## WHAT THE EXERCISE ASKS
Copy every entry word for word, but skip the pictures.

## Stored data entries

•••••

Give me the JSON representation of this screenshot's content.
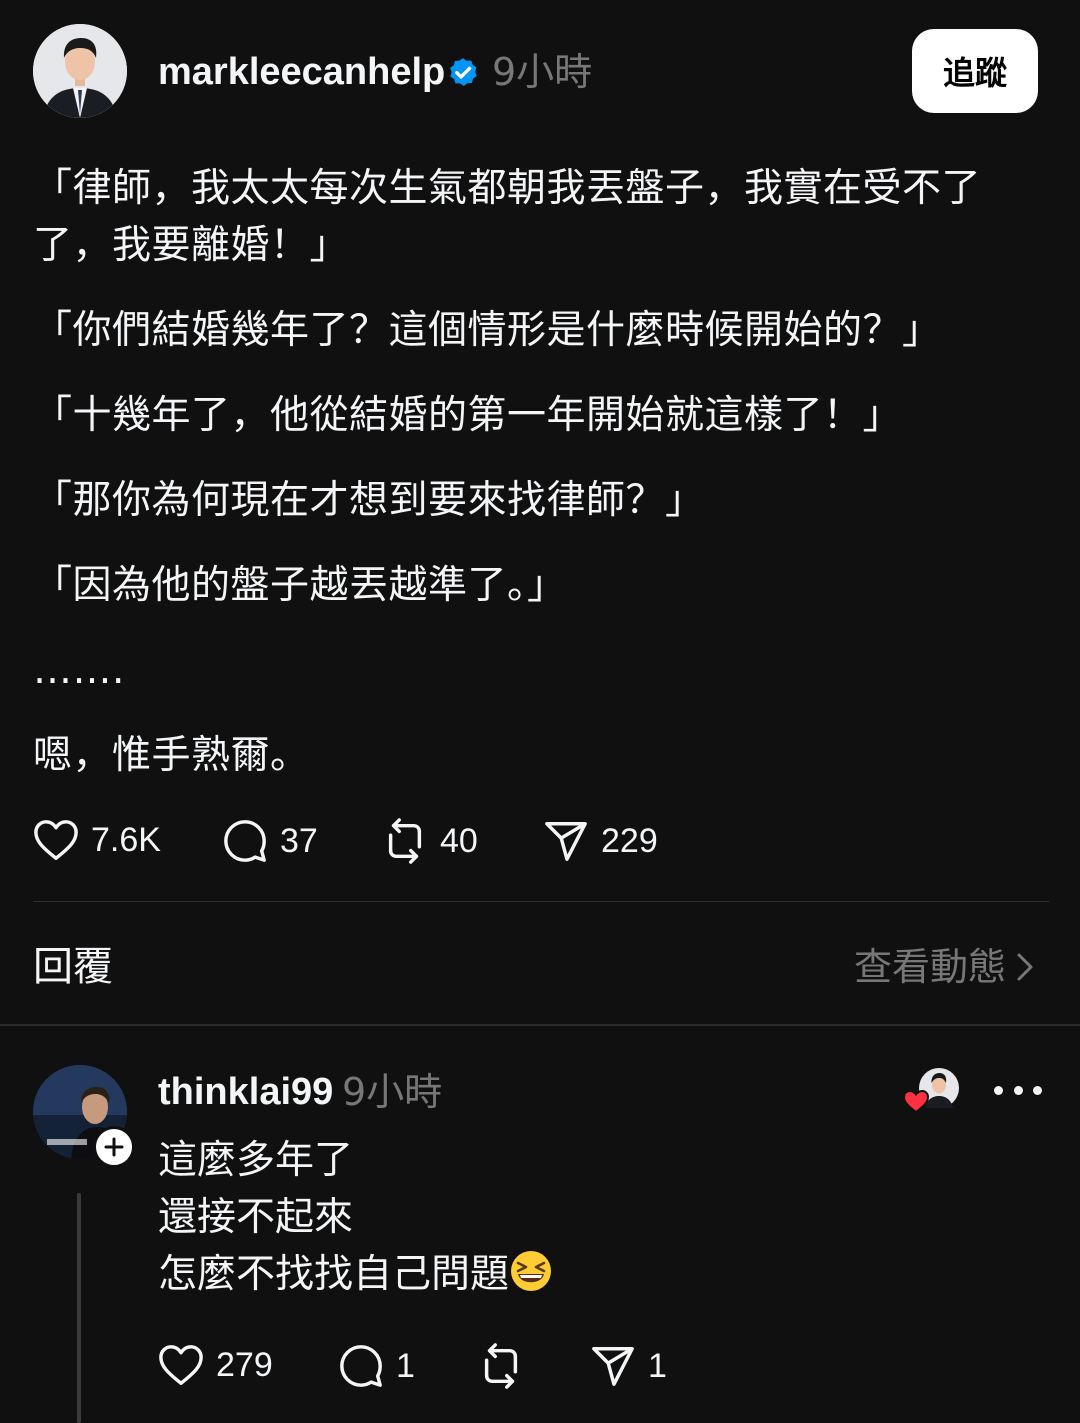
{
  "post": {
    "username": "markleecanhelp",
    "time": "9小時",
    "follow_label": "追蹤",
    "paragraphs": [
      "「律師，我太太每次生氣都朝我丟盤子，我實在受不了了，我要離婚！」",
      "「你們結婚幾年了？這個情形是什麼時候開始的？」",
      "「十幾年了，他從結婚的第一年開始就這樣了！」",
      "「那你為何現在才想到要來找律師？」",
      "「因為他的盤子越丟越準了。」",
      "…….",
      "嗯，惟手熟爾。"
    ],
    "likes": "7.6K",
    "comments": "37",
    "reposts": "40",
    "shares": "229"
  },
  "replies_header": {
    "title": "回覆",
    "view_activity": "查看動態"
  },
  "reply": {
    "username": "thinklai99",
    "time": "9小時",
    "lines": [
      "這麼多年了",
      "還接不起來",
      "怎麼不找找自己問題"
    ],
    "emoji": "grinning-squinting-face",
    "likes": "279",
    "comments": "1",
    "reposts": "",
    "shares": "1"
  },
  "colors": {
    "background": "#101010",
    "text": "#f3f5f7",
    "secondary": "#777777",
    "verified": "#0095f6",
    "heart": "#ff3040"
  },
  "icons": [
    "verified-badge-icon",
    "heart-icon",
    "comment-icon",
    "repost-icon",
    "share-icon",
    "chevron-right-icon",
    "plus-icon",
    "more-icon"
  ]
}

•••••

## EXERCISE SOLUTION
Give me the JSON representation of this screenshot's content.
{
  "post": {
    "username": "markleecanhelp",
    "time": "9小時",
    "follow_label": "追蹤",
    "paragraphs": [
      "「律師，我太太每次生氣都朝我丟盤子，我實在受不了了，我要離婚！」",
      "「你們結婚幾年了？這個情形是什麼時候開始的？」",
      "「十幾年了，他從結婚的第一年開始就這樣了！」",
      "「那你為何現在才想到要來找律師？」",
      "「因為他的盤子越丟越準了。」",
      "…….",
      "嗯，惟手熟爾。"
    ],
    "likes": "7.6K",
    "comments": "37",
    "reposts": "40",
    "shares": "229"
  },
  "replies_header": {
    "title": "回覆",
    "view_activity": "查看動態"
  },
  "reply": {
    "username": "thinklai99",
    "time": "9小時",
    "lines": [
      "這麼多年了",
      "還接不起來",
      "怎麼不找找自己問題"
    ],
    "emoji": "grinning-squinting-face",
    "likes": "279",
    "comments": "1",
    "reposts": "",
    "shares": "1"
  },
  "colors": {
    "background": "#101010",
    "text": "#f3f5f7",
    "secondary": "#777777",
    "verified": "#0095f6",
    "heart": "#ff3040"
  },
  "icons": [
    "verified-badge-icon",
    "heart-icon",
    "comment-icon",
    "repost-icon",
    "share-icon",
    "chevron-right-icon",
    "plus-icon",
    "more-icon"
  ]
}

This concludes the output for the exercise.